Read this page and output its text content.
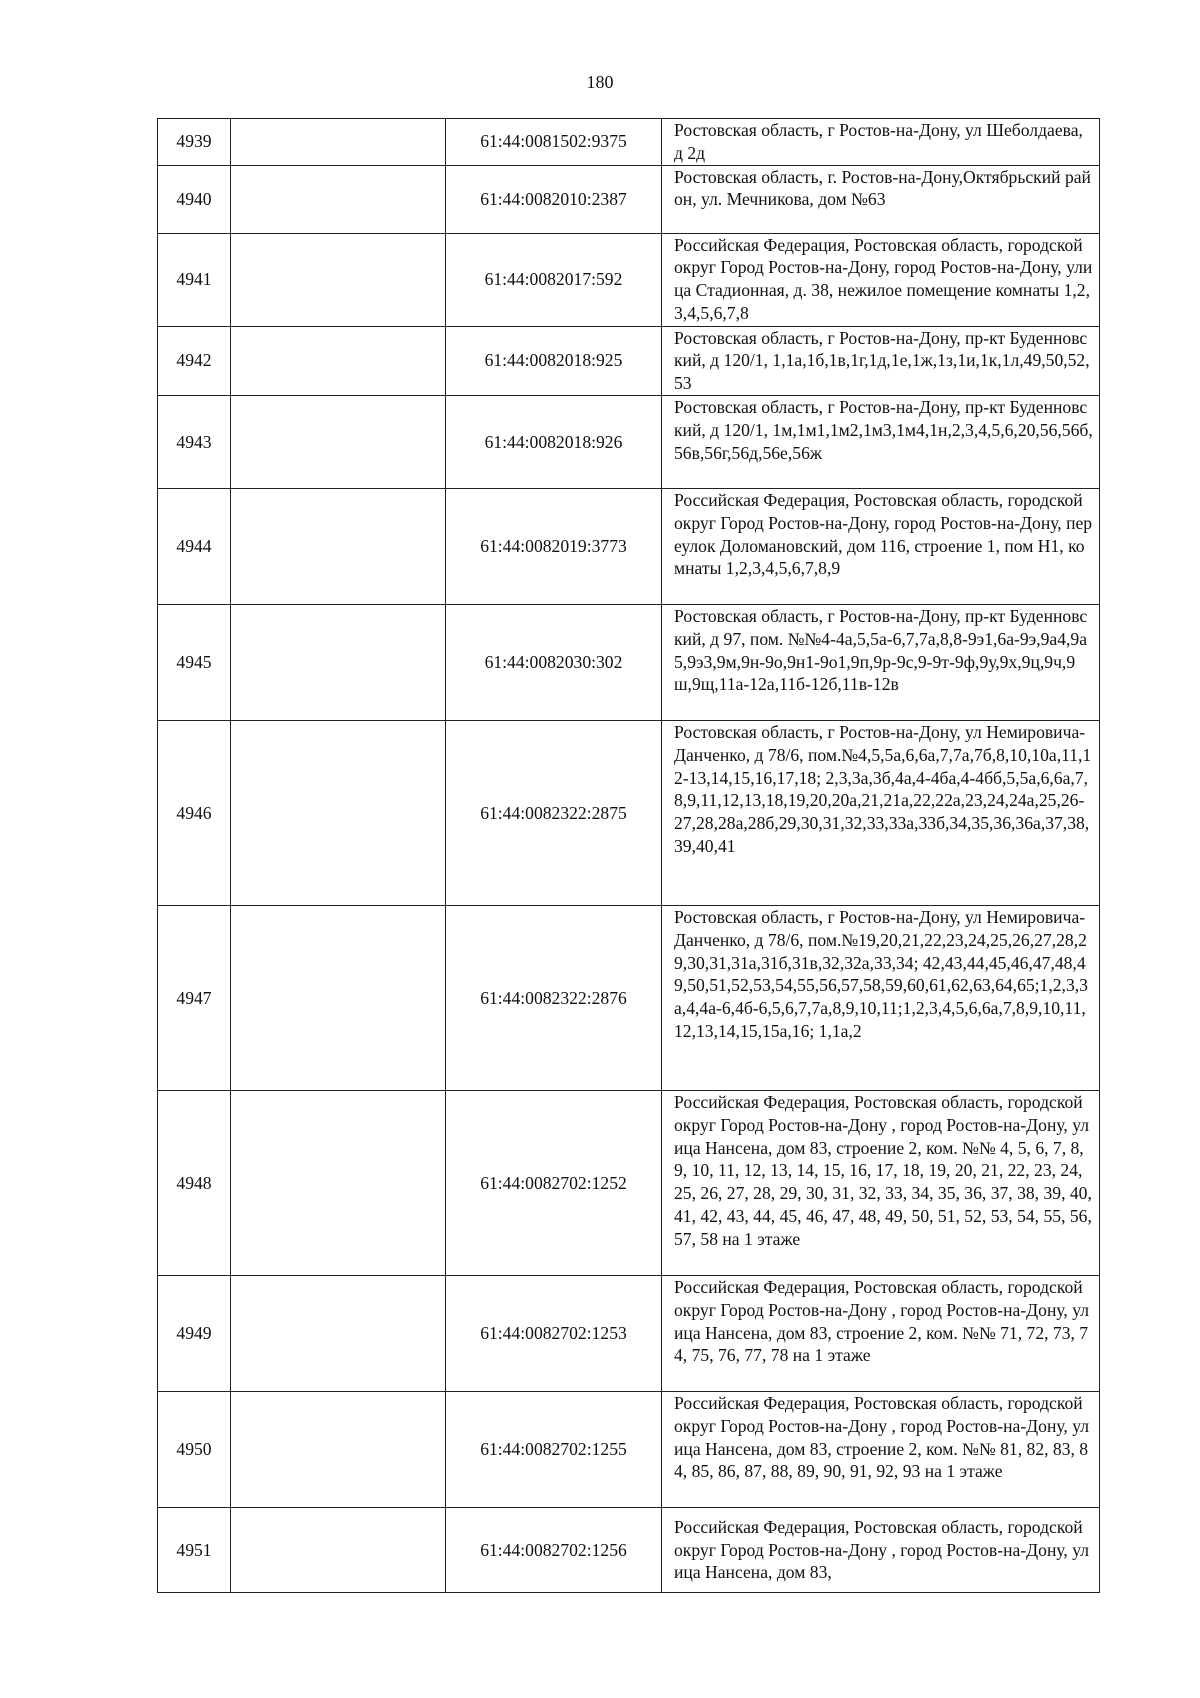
180
4939		61:44:0081502:9375	Ростовская область, г Ростов-на-Дону, ул Шеболдаева, д 2д
4940		61:44:0082010:2387	Ростовская область, г. Ростов-на-Дону,Октябрьский район, ул. Мечникова, дом №63
4941		61:44:0082017:592	Российская Федерация, Ростовская область, городской округ Город Ростов-на-Дону, город Ростов-на-Дону, улица Стадионная, д. 38, нежилое помещение комнаты 1,2,3,4,5,6,7,8
4942		61:44:0082018:925	Ростовская область, г Ростов-на-Дону, пр-кт Буденновский, д 120/1, 1,1а,1б,1в,1г,1д,1е,1ж,1з,1и,1к,1л,49,50,52,53
4943		61:44:0082018:926	Ростовская область, г Ростов-на-Дону, пр-кт Буденновский, д 120/1, 1м,1м1,1м2,1м3,1м4,1н,2,3,4,5,6,20,56,56б,56в,56г,56д,56е,56ж
4944		61:44:0082019:3773	Российская Федерация, Ростовская область, городской округ Город Ростов-на-Дону, город Ростов-на-Дону, переулок Доломановский, дом 116, строение 1, пом Н1, комнаты 1,2,3,4,5,6,7,8,9
4945		61:44:0082030:302	Ростовская область, г Ростов-на-Дону, пр-кт Буденновский, д 97, пом. №№4-4а,5,5а-6,7,7а,8,8-9э1,6а-9э,9а4,9а5,9э3,9м,9н-9о,9н1-9о1,9п,9р-9с,9-9т-9ф,9у,9х,9ц,9ч,9ш,9щ,11а-12а,11б-12б,11в-12в
4946		61:44:0082322:2875	Ростовская область, г Ростов-на-Дону, ул Немировича-Данченко, д 78/6, пом.№4,5,5а,6,6а,7,7а,7б,8,10,10а,11,12-13,14,15,16,17,18; 2,3,3а,3б,4а,4-4ба,4-4бб,5,5а,6,6а,7,8,9,11,12,13,18,19,20,20а,21,21а,22,22а,23,24,24а,25,26-27,28,28а,28б,29,30,31,32,33,33а,33б,34,35,36,36а,37,38,39,40,41
4947		61:44:0082322:2876	Ростовская область, г Ростов-на-Дону, ул Немировича-Данченко, д 78/6, пом.№19,20,21,22,23,24,25,26,27,28,29,30,31,31а,31б,31в,32,32а,33,34; 42,43,44,45,46,47,48,49,50,51,52,53,54,55,56,57,58,59,60,61,62,63,64,65;1,2,3,3а,4,4а-6,4б-6,5,6,7,7а,8,9,10,11;1,2,3,4,5,6,6а,7,8,9,10,11,12,13,14,15,15а,16; 1,1а,2
4948		61:44:0082702:1252	Российская Федерация, Ростовская область, городской округ Город Ростов-на-Дону , город Ростов-на-Дону, улица Нансена, дом 83, строение 2, ком. №№ 4, 5, 6, 7, 8, 9, 10, 11, 12, 13, 14, 15, 16, 17, 18, 19, 20, 21, 22, 23, 24, 25, 26, 27, 28, 29, 30, 31, 32, 33, 34, 35, 36, 37, 38, 39, 40, 41, 42, 43, 44, 45, 46, 47, 48, 49, 50, 51, 52, 53, 54, 55, 56, 57, 58 на 1 этаже
4949		61:44:0082702:1253	Российская Федерация, Ростовская область, городской округ Город Ростов-на-Дону , город Ростов-на-Дону, улица Нансена, дом 83, строение 2, ком. №№ 71, 72, 73, 74, 75, 76, 77, 78 на 1 этаже
4950		61:44:0082702:1255	Российская Федерация, Ростовская область, городской округ Город Ростов-на-Дону , город Ростов-на-Дону, улица Нансена, дом 83, строение 2, ком. №№ 81, 82, 83, 84, 85, 86, 87, 88, 89, 90, 91, 92, 93 на 1 этаже
4951		61:44:0082702:1256	Российская Федерация, Ростовская область, городской округ Город Ростов-на-Дону , город Ростов-на-Дону, улица Нансена, дом 83,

☆ ☆ ☆

Set exercise: Pictures in the records above should not be copied. Repeat everything else exactly.

Full solution:
Read this page and output its text content.
180
4939		61:44:0081502:9375	Ростовская область, г Ростов-на-Дону, ул Шеболдаева, д 2д
4940		61:44:0082010:2387	Ростовская область, г. Ростов-на-Дону,Октябрьский район, ул. Мечникова, дом №63
4941		61:44:0082017:592	Российская Федерация, Ростовская область, городской округ Город Ростов-на-Дону, город Ростов-на-Дону, улица Стадионная, д. 38, нежилое помещение комнаты 1,2,3,4,5,6,7,8
4942		61:44:0082018:925	Ростовская область, г Ростов-на-Дону, пр-кт Буденновский, д 120/1, 1,1а,1б,1в,1г,1д,1е,1ж,1з,1и,1к,1л,49,50,52,53
4943		61:44:0082018:926	Ростовская область, г Ростов-на-Дону, пр-кт Буденновский, д 120/1, 1м,1м1,1м2,1м3,1м4,1н,2,3,4,5,6,20,56,56б,56в,56г,56д,56е,56ж
4944		61:44:0082019:3773	Российская Федерация, Ростовская область, городской округ Город Ростов-на-Дону, город Ростов-на-Дону, переулок Доломановский, дом 116, строение 1, пом Н1, комнаты 1,2,3,4,5,6,7,8,9
4945		61:44:0082030:302	Ростовская область, г Ростов-на-Дону, пр-кт Буденновский, д 97, пом. №№4-4а,5,5а-6,7,7а,8,8-9э1,6а-9э,9а4,9а5,9э3,9м,9н-9о,9н1-9о1,9п,9р-9с,9-9т-9ф,9у,9х,9ц,9ч,9ш,9щ,11а-12а,11б-12б,11в-12в
4946		61:44:0082322:2875	Ростовская область, г Ростов-на-Дону, ул Немировича-Данченко, д 78/6, пом.№4,5,5а,6,6а,7,7а,7б,8,10,10а,11,12-13,14,15,16,17,18; 2,3,3а,3б,4а,4-4ба,4-4бб,5,5а,6,6а,7,8,9,11,12,13,18,19,20,20а,21,21а,22,22а,23,24,24а,25,26-27,28,28а,28б,29,30,31,32,33,33а,33б,34,35,36,36а,37,38,39,40,41
4947		61:44:0082322:2876	Ростовская область, г Ростов-на-Дону, ул Немировича-Данченко, д 78/6, пом.№19,20,21,22,23,24,25,26,27,28,29,30,31,31а,31б,31в,32,32а,33,34; 42,43,44,45,46,47,48,49,50,51,52,53,54,55,56,57,58,59,60,61,62,63,64,65;1,2,3,3а,4,4а-6,4б-6,5,6,7,7а,8,9,10,11;1,2,3,4,5,6,6а,7,8,9,10,11,12,13,14,15,15а,16; 1,1а,2
4948		61:44:0082702:1252	Российская Федерация, Ростовская область, городской округ Город Ростов-на-Дону , город Ростов-на-Дону, улица Нансена, дом 83, строение 2, ком. №№ 4, 5, 6, 7, 8, 9, 10, 11, 12, 13, 14, 15, 16, 17, 18, 19, 20, 21, 22, 23, 24, 25, 26, 27, 28, 29, 30, 31, 32, 33, 34, 35, 36, 37, 38, 39, 40, 41, 42, 43, 44, 45, 46, 47, 48, 49, 50, 51, 52, 53, 54, 55, 56, 57, 58 на 1 этаже
4949		61:44:0082702:1253	Российская Федерация, Ростовская область, городской округ Город Ростов-на-Дону , город Ростов-на-Дону, улица Нансена, дом 83, строение 2, ком. №№ 71, 72, 73, 74, 75, 76, 77, 78 на 1 этаже
4950		61:44:0082702:1255	Российская Федерация, Ростовская область, городской округ Город Ростов-на-Дону , город Ростов-на-Дону, улица Нансена, дом 83, строение 2, ком. №№ 81, 82, 83, 84, 85, 86, 87, 88, 89, 90, 91, 92, 93 на 1 этаже
4951		61:44:0082702:1256	Российская Федерация, Ростовская область, городской округ Город Ростов-на-Дону , город Ростов-на-Дону, улица Нансена, дом 83,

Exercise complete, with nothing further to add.